### Instructions for the task:
Which lines run from the line with "Read out every word on this page." to the end of the entries? Write out exactly those, leaving out the pictures.

= = = =

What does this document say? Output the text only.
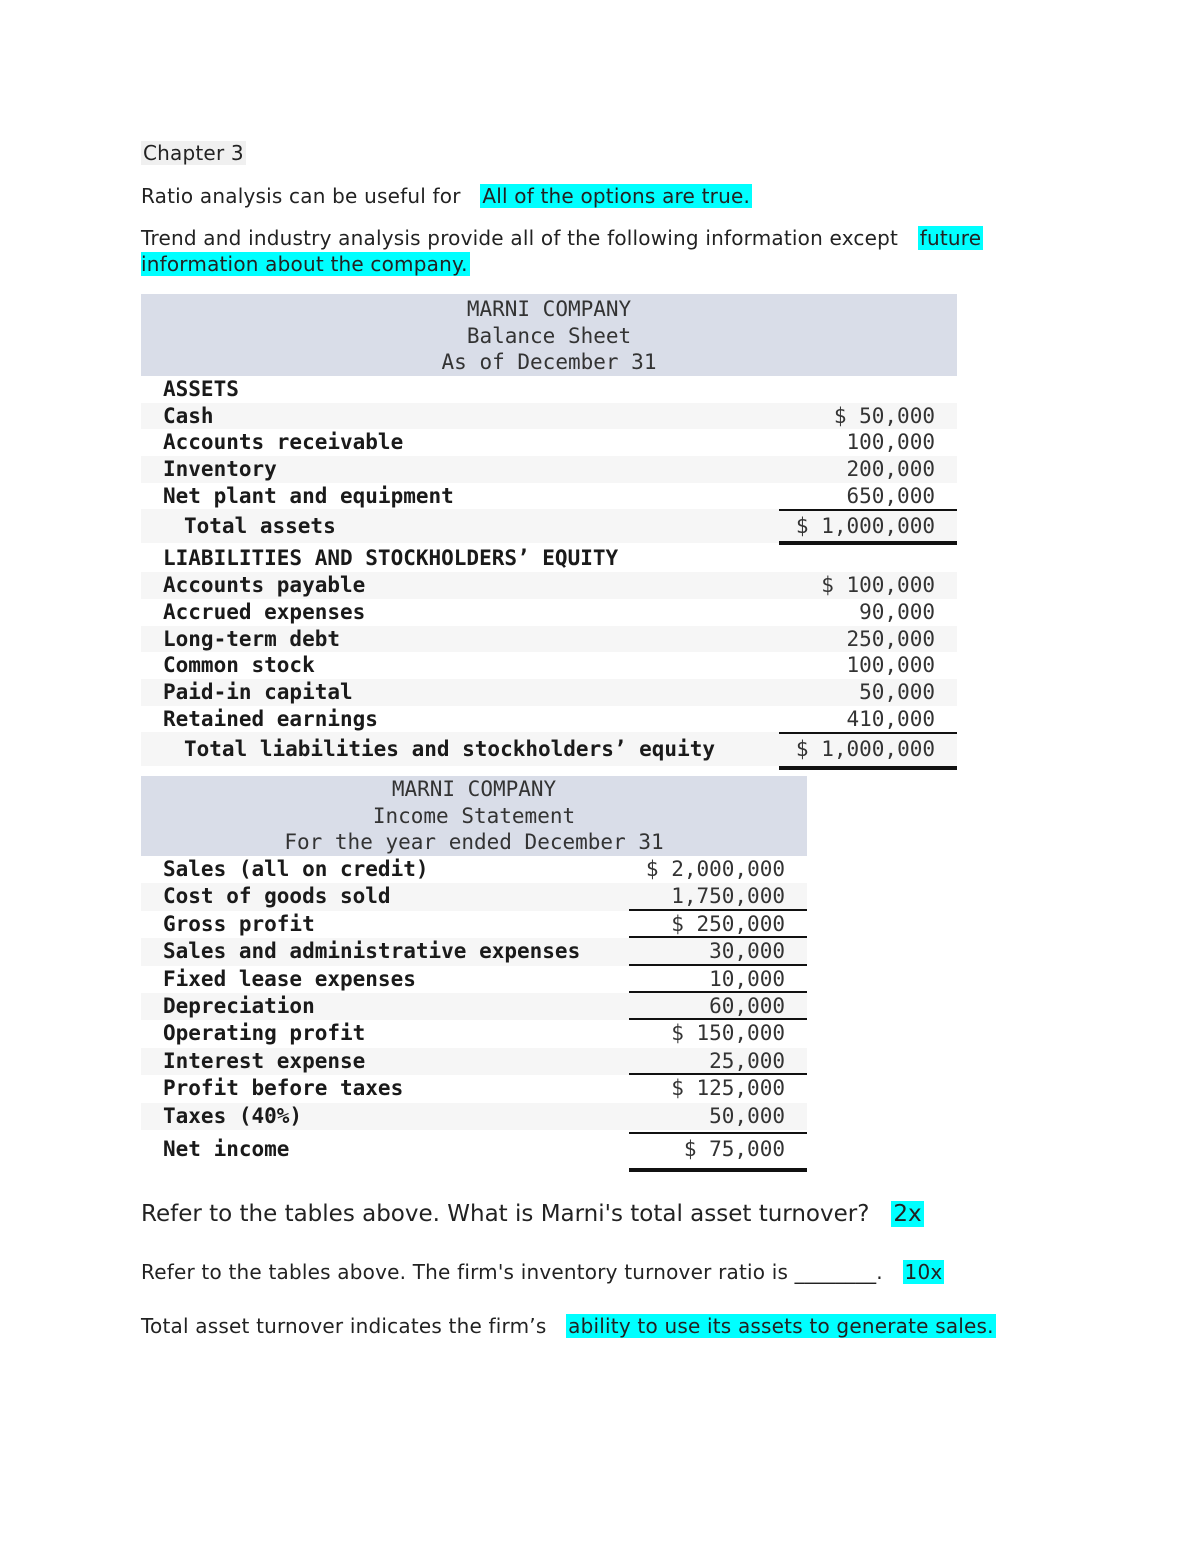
Chapter 3
Ratio analysis can be useful for All of the options are true.
Trend and industry analysis provide all of the following information except future
information about the company.
MARNI COMPANY
Balance Sheet
As of December 31
ASSETS
Cash	$ 50,000
Accounts receivable	100,000
Inventory	200,000
Net plant and equipment	650,000
Total assets	$ 1,000,000
LIABILITIES AND STOCKHOLDERS’ EQUITY
Accounts payable	$ 100,000
Accrued expenses	90,000
Long-term debt	250,000
Common stock	100,000
Paid-in capital	50,000
Retained earnings	410,000
Total liabilities and stockholders’ equity	$ 1,000,000
MARNI COMPANY
Income Statement
For the year ended December 31
Sales (all on credit)	$ 2,000,000
Cost of goods sold	1,750,000
Gross profit	$ 250,000
Sales and administrative expenses	30,000
Fixed lease expenses	10,000
Depreciation	60,000
Operating profit	$ 150,000
Interest expense	25,000
Profit before taxes	$ 125,000
Taxes (40%)	50,000
Net income	$ 75,000
Refer to the tables above. What is Marni's total asset turnover? 2x
Refer to the tables above. The firm's inventory turnover ratio is ________. 10x
Total asset turnover indicates the firm’s ability to use its assets to generate sales.
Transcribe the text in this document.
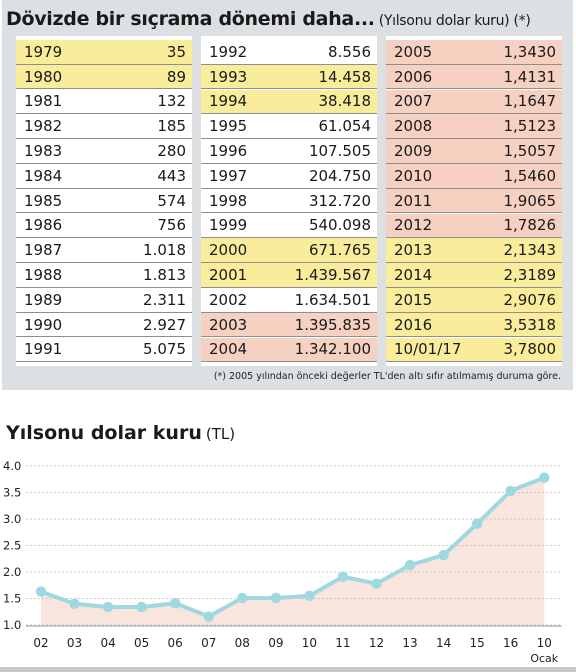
Dövizde bir sıçrama dönemi daha... (Yılsonu dolar kuru) (*)
1979	35
1980	89
1981	132
1982	185
1983	280
1984	443
1985	574
1986	756
1987	1.018
1988	1.813
1989	2.311
1990	2.927
1991	5.075
1992	8.556
1993	14.458
1994	38.418
1995	61.054
1996	107.505
1997	204.750
1998	312.720
1999	540.098
2000	671.765
2001	1.439.567
2002	1.634.501
2003	1.395.835
2004	1.342.100
2005	1,3430
2006	1,4131
2007	1,1647
2008	1,5123
2009	1,5057
2010	1,5460
2011	1,9065
2012	1,7826
2013	2,1343
2014	2,3189
2015	2,9076
2016	3,5318
10/01/17	3,7800
(*) 2005 yılından önceki değerler TL'den altı sıfır atılmamış duruma göre.
1.0
1.5
2.0
2.5
3.0
3.5
4.0
02 03 04 05 06 07 08 09 10 11 12 13 14 15 16 10
Ocak
Yılsonu dolar kuru (TL)
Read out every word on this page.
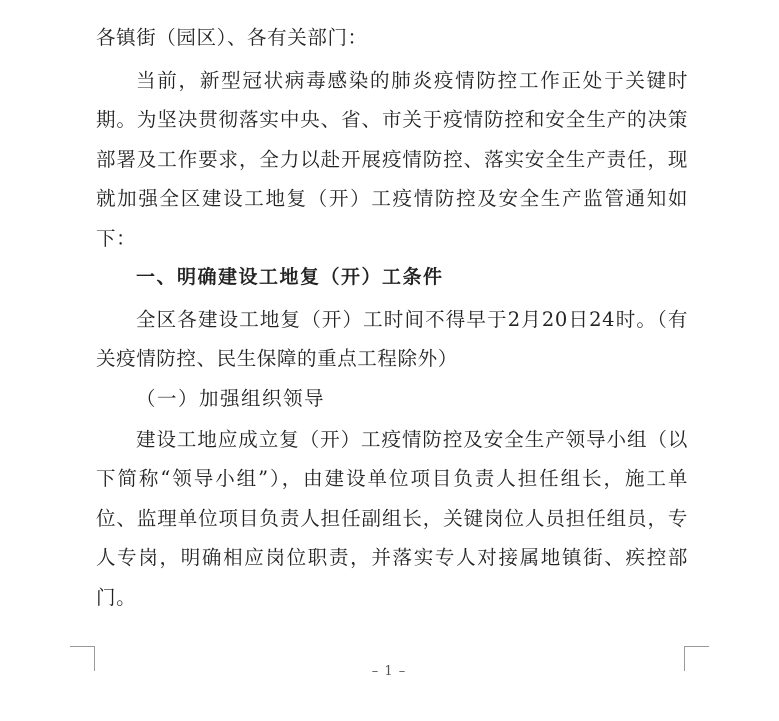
各镇街（园区）、各有关部门：

当前，新型冠状病毒感染的肺炎疫情防控工作正处于关键时期。为坚决贯彻落实中央、省、市关于疫情防控和安全生产的决策部署及工作要求，全力以赴开展疫情防控、落实安全生产责任，现就加强全区建设工地复（开）工疫情防控及安全生产监管通知如下：

一、明确建设工地复（开）工条件

全区各建设工地复（开）工时间不得早于2月20日24时。（有关疫情防控、民生保障的重点工程除外）

（一）加强组织领导

建设工地应成立复（开）工疫情防控及安全生产领导小组（以下简称“领导小组”），由建设单位项目负责人担任组长，施工单位、监理单位项目负责人担任副组长，关键岗位人员担任组员，专人专岗，明确相应岗位职责，并落实专人对接属地镇街、疾控部门。

– 1 –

= = = =

### Solution:
Read out every word on this page.
各镇街（园区）、各有关部门：

当前，新型冠状病毒感染的肺炎疫情防控工作正处于关键时期。为坚决贯彻落实中央、省、市关于疫情防控和安全生产的决策部署及工作要求，全力以赴开展疫情防控、落实安全生产责任，现就加强全区建设工地复（开）工疫情防控及安全生产监管通知如下：

一、明确建设工地复（开）工条件

全区各建设工地复（开）工时间不得早于2月20日24时。（有关疫情防控、民生保障的重点工程除外）

（一）加强组织领导

建设工地应成立复（开）工疫情防控及安全生产领导小组（以下简称“领导小组”），由建设单位项目负责人担任组长，施工单位、监理单位项目负责人担任副组长，关键岗位人员担任组员，专人专岗，明确相应岗位职责，并落实专人对接属地镇街、疾控部门。

– 1 –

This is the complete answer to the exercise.